* _The request_: All of the records listed below should be retyped exactly.

* _The data_:
+ + + + +

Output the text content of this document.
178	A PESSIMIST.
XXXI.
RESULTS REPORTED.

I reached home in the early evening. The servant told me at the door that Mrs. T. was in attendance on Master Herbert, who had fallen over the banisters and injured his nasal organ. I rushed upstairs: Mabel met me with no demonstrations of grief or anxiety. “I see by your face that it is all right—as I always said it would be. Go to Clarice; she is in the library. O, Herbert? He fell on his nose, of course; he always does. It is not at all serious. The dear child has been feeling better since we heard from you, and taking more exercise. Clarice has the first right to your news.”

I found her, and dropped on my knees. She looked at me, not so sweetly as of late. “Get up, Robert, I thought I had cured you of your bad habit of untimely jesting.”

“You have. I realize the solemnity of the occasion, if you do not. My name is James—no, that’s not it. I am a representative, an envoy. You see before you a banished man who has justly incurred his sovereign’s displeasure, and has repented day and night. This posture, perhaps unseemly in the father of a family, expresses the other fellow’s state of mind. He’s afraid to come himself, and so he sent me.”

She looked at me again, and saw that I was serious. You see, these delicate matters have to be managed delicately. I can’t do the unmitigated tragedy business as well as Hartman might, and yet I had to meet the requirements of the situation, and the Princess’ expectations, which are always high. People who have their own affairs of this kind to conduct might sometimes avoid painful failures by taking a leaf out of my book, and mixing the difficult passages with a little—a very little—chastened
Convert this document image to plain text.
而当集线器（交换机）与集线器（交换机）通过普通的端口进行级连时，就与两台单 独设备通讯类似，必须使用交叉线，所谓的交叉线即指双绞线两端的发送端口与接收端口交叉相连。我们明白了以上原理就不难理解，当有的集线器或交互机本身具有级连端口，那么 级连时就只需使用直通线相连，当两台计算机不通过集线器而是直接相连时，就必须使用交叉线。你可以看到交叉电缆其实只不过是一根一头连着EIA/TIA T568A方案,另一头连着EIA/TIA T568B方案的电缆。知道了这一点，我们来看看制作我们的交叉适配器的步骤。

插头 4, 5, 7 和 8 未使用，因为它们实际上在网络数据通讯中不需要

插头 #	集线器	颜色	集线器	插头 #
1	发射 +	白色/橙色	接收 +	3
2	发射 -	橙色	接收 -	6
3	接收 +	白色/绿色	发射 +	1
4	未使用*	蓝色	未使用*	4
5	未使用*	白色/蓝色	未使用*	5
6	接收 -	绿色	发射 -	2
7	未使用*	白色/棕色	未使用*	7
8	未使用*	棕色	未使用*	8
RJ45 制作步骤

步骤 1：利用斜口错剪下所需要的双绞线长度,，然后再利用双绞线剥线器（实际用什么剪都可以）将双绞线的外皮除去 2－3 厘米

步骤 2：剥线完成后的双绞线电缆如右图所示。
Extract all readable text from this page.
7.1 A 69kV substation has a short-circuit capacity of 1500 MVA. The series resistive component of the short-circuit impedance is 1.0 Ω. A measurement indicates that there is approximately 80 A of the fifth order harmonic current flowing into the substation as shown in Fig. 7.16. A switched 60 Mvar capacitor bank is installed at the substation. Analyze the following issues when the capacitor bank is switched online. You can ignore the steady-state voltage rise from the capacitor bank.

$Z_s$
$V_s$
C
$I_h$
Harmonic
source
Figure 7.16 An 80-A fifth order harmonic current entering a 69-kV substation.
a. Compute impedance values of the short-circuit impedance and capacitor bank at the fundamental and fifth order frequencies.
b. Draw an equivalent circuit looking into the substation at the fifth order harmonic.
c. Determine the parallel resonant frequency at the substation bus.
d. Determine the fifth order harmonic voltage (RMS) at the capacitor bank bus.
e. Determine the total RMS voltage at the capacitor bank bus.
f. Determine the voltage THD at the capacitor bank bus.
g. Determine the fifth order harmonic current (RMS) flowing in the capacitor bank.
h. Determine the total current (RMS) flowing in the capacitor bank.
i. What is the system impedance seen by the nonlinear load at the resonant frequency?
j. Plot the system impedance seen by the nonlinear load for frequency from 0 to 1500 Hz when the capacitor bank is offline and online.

+ + + + +

* _Result of this task_:
Output the text content of this document.
178	A PESSIMIST.
XXXI.
RESULTS REPORTED.

I reached home in the early evening. The servant told me at the door that Mrs. T. was in attendance on Master Herbert, who had fallen over the banisters and injured his nasal organ. I rushed upstairs: Mabel met me with no demonstrations of grief or anxiety. “I see by your face that it is all right—as I always said it would be. Go to Clarice; she is in the library. O, Herbert? He fell on his nose, of course; he always does. It is not at all serious. The dear child has been feeling better since we heard from you, and taking more exercise. Clarice has the first right to your news.”

I found her, and dropped on my knees. She looked at me, not so sweetly as of late. “Get up, Robert, I thought I had cured you of your bad habit of untimely jesting.”

“You have. I realize the solemnity of the occasion, if you do not. My name is James—no, that’s not it. I am a representative, an envoy. You see before you a banished man who has justly incurred his sovereign’s displeasure, and has repented day and night. This posture, perhaps unseemly in the father of a family, expresses the other fellow’s state of mind. He’s afraid to come himself, and so he sent me.”

She looked at me again, and saw that I was serious. You see, these delicate matters have to be managed delicately. I can’t do the unmitigated tragedy business as well as Hartman might, and yet I had to meet the requirements of the situation, and the Princess’ expectations, which are always high. People who have their own affairs of this kind to conduct might sometimes avoid painful failures by taking a leaf out of my book, and mixing the difficult passages with a little—a very little—chastened
Convert this document image to plain text.
而当集线器（交换机）与集线器（交换机）通过普通的端口进行级连时，就与两台单 独设备通讯类似，必须使用交叉线，所谓的交叉线即指双绞线两端的发送端口与接收端口交叉相连。我们明白了以上原理就不难理解，当有的集线器或交互机本身具有级连端口，那么 级连时就只需使用直通线相连，当两台计算机不通过集线器而是直接相连时，就必须使用交叉线。你可以看到交叉电缆其实只不过是一根一头连着EIA/TIA T568A方案,另一头连着EIA/TIA T568B方案的电缆。知道了这一点，我们来看看制作我们的交叉适配器的步骤。

插头 4, 5, 7 和 8 未使用，因为它们实际上在网络数据通讯中不需要

插头 #	集线器	颜色	集线器	插头 #
1	发射 +	白色/橙色	接收 +	3
2	发射 -	橙色	接收 -	6
3	接收 +	白色/绿色	发射 +	1
4	未使用*	蓝色	未使用*	4
5	未使用*	白色/蓝色	未使用*	5
6	接收 -	绿色	发射 -	2
7	未使用*	白色/棕色	未使用*	7
8	未使用*	棕色	未使用*	8
RJ45 制作步骤

步骤 1：利用斜口错剪下所需要的双绞线长度,，然后再利用双绞线剥线器（实际用什么剪都可以）将双绞线的外皮除去 2－3 厘米

步骤 2：剥线完成后的双绞线电缆如右图所示。
Extract all readable text from this page.
7.1 A 69kV substation has a short-circuit capacity of 1500 MVA. The series resistive component of the short-circuit impedance is 1.0 Ω. A measurement indicates that there is approximately 80 A of the fifth order harmonic current flowing into the substation as shown in Fig. 7.16. A switched 60 Mvar capacitor bank is installed at the substation. Analyze the following issues when the capacitor bank is switched online. You can ignore the steady-state voltage rise from the capacitor bank.

$Z_s$
$V_s$
C
$I_h$
Harmonic
source
Figure 7.16 An 80-A fifth order harmonic current entering a 69-kV substation.
a. Compute impedance values of the short-circuit impedance and capacitor bank at the fundamental and fifth order frequencies.
b. Draw an equivalent circuit looking into the substation at the fifth order harmonic.
c. Determine the parallel resonant frequency at the substation bus.
d. Determine the fifth order harmonic voltage (RMS) at the capacitor bank bus.
e. Determine the total RMS voltage at the capacitor bank bus.
f. Determine the voltage THD at the capacitor bank bus.
g. Determine the fifth order harmonic current (RMS) flowing in the capacitor bank.
h. Determine the total current (RMS) flowing in the capacitor bank.
i. What is the system impedance seen by the nonlinear load at the resonant frequency?
j. Plot the system impedance seen by the nonlinear load for frequency from 0 to 1500 Hz when the capacitor bank is offline and online.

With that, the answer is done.